**What is being asked**
Compile every line that includes the word "Beállítások".

**Provided data**
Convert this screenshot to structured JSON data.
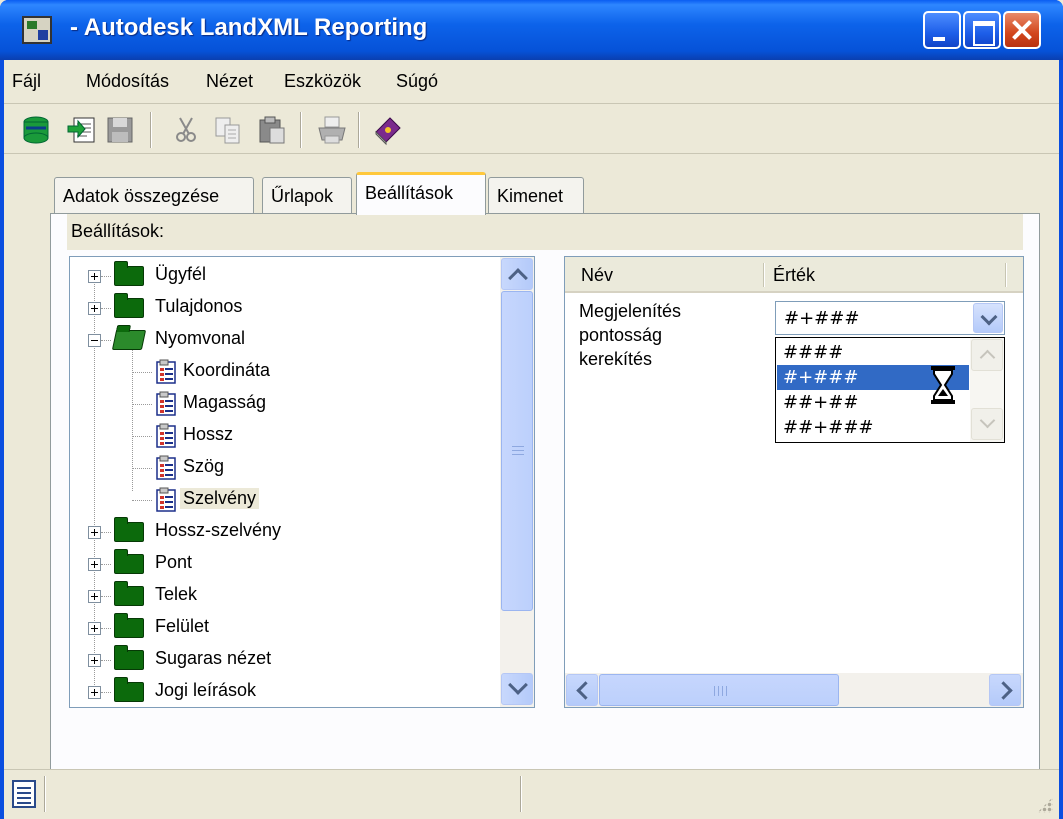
{
  "window": {
    "title": " - Autodesk LandXML Reporting"
  },
  "menu": {
    "items": [
      "Fájl",
      "Módosítás",
      "Nézet",
      "Eszközök",
      "Súgó"
    ]
  },
  "toolbar": {
    "icons": [
      "open-db-icon",
      "import-icon",
      "save-icon",
      "cut-icon",
      "copy-icon",
      "paste-icon",
      "print-icon",
      "help-book-icon"
    ]
  },
  "tabs": [
    {
      "label": "Adatok összegzése",
      "active": false
    },
    {
      "label": "Űrlapok",
      "active": false
    },
    {
      "label": "Beállítások",
      "active": true
    },
    {
      "label": "Kimenet",
      "active": false
    }
  ],
  "settings": {
    "section_label": "Beállítások:",
    "tree": [
      {
        "label": "Ügyfél",
        "type": "folder",
        "expanded": false
      },
      {
        "label": "Tulajdonos",
        "type": "folder",
        "expanded": false
      },
      {
        "label": "Nyomvonal",
        "type": "folder",
        "expanded": true
      },
      {
        "label": "Koordináta",
        "type": "item"
      },
      {
        "label": "Magasság",
        "type": "item"
      },
      {
        "label": "Hossz",
        "type": "item"
      },
      {
        "label": "Szög",
        "type": "item"
      },
      {
        "label": "Szelvény",
        "type": "item",
        "selected": true
      },
      {
        "label": "Hossz-szelvény",
        "type": "folder",
        "expanded": false
      },
      {
        "label": "Pont",
        "type": "folder",
        "expanded": false
      },
      {
        "label": "Telek",
        "type": "folder",
        "expanded": false
      },
      {
        "label": "Felület",
        "type": "folder",
        "expanded": false
      },
      {
        "label": "Sugaras nézet",
        "type": "folder",
        "expanded": false
      },
      {
        "label": "Jogi leírások",
        "type": "folder",
        "expanded": false
      }
    ],
    "grid": {
      "col_name": "Név",
      "col_value": "Érték",
      "property_lines": [
        "Megjelenítés",
        "pontosság",
        "kerekítés"
      ],
      "selected_value": "#+###",
      "options": [
        "####",
        "#+###",
        "##+##",
        "##+###"
      ],
      "highlighted_option": "#+###"
    }
  },
  "colors": {
    "title_bar": "#0a5df2",
    "selection": "#316ac5",
    "active_tab_accent": "#ffc83c",
    "folder": "#0c6a0c"
  }
}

**The solution**
      "label": "Beállítások",
    "section_label": "Beállítások:",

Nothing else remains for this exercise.